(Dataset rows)

--------------------------------

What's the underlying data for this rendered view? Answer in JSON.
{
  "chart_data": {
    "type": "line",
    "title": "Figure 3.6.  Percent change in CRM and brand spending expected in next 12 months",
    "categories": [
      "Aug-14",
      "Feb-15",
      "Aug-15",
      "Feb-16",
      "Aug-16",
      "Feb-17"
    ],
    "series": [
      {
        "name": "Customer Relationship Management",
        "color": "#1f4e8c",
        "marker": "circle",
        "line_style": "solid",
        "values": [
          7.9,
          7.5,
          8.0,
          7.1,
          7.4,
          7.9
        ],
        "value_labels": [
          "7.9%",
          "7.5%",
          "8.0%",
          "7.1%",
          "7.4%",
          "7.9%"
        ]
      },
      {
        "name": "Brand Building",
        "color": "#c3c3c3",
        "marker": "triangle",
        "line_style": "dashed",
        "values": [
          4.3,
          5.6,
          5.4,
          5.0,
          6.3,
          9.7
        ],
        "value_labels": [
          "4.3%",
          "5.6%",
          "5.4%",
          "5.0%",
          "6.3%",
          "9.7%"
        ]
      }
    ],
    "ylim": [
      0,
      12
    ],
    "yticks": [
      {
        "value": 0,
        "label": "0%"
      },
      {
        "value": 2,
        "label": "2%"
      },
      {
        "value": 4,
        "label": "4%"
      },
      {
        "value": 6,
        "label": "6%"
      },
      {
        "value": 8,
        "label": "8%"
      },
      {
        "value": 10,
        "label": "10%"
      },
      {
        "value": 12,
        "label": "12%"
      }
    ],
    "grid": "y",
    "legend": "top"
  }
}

--------------------------------

### THE PROBLEM
Above are the records; retype every one exactly.

### COMPLETED TASK
What's the underlying data for this rendered view? Answer in JSON.
{
  "chart_data": {
    "type": "line",
    "title": "Figure 3.6.  Percent change in CRM and brand spending expected in next 12 months",
    "categories": [
      "Aug-14",
      "Feb-15",
      "Aug-15",
      "Feb-16",
      "Aug-16",
      "Feb-17"
    ],
    "series": [
      {
        "name": "Customer Relationship Management",
        "color": "#1f4e8c",
        "marker": "circle",
        "line_style": "solid",
        "values": [
          7.9,
          7.5,
          8.0,
          7.1,
          7.4,
          7.9
        ],
        "value_labels": [
          "7.9%",
          "7.5%",
          "8.0%",
          "7.1%",
          "7.4%",
          "7.9%"
        ]
      },
      {
        "name": "Brand Building",
        "color": "#c3c3c3",
        "marker": "triangle",
        "line_style": "dashed",
        "values": [
          4.3,
          5.6,
          5.4,
          5.0,
          6.3,
          9.7
        ],
        "value_labels": [
          "4.3%",
          "5.6%",
          "5.4%",
          "5.0%",
          "6.3%",
          "9.7%"
        ]
      }
    ],
    "ylim": [
      0,
      12
    ],
    "yticks": [
      {
        "value": 0,
        "label": "0%"
      },
      {
        "value": 2,
        "label": "2%"
      },
      {
        "value": 4,
        "label": "4%"
      },
      {
        "value": 6,
        "label": "6%"
      },
      {
        "value": 8,
        "label": "8%"
      },
      {
        "value": 10,
        "label": "10%"
      },
      {
        "value": 12,
        "label": "12%"
      }
    ],
    "grid": "y",
    "legend": "top"
  }
}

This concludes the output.